# [Aim]
Keep only the lines of the listing that include the word "code", and copy them.

# [Records for the task]
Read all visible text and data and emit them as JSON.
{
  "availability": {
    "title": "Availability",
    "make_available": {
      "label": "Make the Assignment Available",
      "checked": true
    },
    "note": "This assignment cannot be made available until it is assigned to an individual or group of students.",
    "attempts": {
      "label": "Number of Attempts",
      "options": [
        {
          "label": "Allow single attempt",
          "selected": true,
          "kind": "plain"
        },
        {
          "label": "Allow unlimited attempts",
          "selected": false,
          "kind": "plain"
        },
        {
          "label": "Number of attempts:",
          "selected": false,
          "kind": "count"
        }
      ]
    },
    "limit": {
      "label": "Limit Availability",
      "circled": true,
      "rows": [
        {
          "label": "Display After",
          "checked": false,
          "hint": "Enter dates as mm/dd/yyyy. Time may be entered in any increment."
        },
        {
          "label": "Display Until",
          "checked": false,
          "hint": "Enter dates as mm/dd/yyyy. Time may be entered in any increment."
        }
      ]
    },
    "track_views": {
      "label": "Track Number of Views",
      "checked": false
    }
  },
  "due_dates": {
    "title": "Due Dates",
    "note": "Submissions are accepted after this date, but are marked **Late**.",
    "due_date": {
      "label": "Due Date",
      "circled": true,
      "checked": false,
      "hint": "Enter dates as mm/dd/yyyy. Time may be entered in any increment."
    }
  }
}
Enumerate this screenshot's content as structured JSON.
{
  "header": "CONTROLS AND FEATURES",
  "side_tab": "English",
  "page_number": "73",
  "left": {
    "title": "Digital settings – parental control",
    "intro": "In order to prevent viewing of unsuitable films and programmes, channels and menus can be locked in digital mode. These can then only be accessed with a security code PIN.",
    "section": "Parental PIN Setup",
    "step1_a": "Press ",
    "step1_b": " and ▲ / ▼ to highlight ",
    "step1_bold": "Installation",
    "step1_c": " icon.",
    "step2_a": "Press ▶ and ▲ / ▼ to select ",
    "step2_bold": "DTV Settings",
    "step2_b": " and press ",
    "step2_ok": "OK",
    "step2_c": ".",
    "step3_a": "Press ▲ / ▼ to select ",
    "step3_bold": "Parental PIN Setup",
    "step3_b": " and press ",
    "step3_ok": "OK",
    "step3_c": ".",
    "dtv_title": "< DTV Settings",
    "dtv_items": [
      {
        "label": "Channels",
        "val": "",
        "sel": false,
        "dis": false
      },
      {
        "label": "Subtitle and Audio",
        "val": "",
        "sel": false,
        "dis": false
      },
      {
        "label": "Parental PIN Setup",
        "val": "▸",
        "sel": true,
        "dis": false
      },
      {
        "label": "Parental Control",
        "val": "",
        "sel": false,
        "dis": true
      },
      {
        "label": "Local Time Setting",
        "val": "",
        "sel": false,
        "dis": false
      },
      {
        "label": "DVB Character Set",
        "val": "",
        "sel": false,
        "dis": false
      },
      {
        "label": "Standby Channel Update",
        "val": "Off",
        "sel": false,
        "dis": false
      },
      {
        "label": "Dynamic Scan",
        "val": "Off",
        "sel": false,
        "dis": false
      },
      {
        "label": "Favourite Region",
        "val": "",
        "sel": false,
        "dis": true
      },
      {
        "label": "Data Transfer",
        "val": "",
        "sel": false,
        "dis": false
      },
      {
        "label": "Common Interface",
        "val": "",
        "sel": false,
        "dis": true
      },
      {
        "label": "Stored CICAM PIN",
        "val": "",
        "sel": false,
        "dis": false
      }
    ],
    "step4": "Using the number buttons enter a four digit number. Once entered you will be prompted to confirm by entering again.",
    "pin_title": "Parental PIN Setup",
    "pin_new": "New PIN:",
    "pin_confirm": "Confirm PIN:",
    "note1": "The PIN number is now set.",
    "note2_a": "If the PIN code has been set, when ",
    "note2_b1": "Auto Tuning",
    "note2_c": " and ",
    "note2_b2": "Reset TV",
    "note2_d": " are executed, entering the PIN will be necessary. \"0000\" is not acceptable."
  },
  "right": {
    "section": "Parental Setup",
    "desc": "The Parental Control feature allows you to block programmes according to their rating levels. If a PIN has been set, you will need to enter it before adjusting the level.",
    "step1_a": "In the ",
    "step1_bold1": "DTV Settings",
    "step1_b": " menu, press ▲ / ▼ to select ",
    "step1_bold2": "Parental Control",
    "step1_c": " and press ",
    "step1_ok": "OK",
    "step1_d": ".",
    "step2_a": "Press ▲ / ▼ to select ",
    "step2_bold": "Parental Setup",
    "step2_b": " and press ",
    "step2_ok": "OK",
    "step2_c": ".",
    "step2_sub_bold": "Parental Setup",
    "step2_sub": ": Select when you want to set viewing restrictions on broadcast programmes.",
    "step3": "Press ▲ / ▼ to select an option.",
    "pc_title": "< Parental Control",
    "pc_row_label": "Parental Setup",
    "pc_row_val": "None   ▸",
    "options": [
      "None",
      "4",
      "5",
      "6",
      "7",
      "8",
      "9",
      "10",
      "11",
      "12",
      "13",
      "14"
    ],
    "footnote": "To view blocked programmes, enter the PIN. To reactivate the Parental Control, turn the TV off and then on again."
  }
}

# [Task answer]
    "intro": "In order to prevent viewing of unsuitable films and programmes, channels and menus can be locked in digital mode. These can then only be accessed with a security code PIN.",
    "note2_a": "If the PIN code has been set, when ",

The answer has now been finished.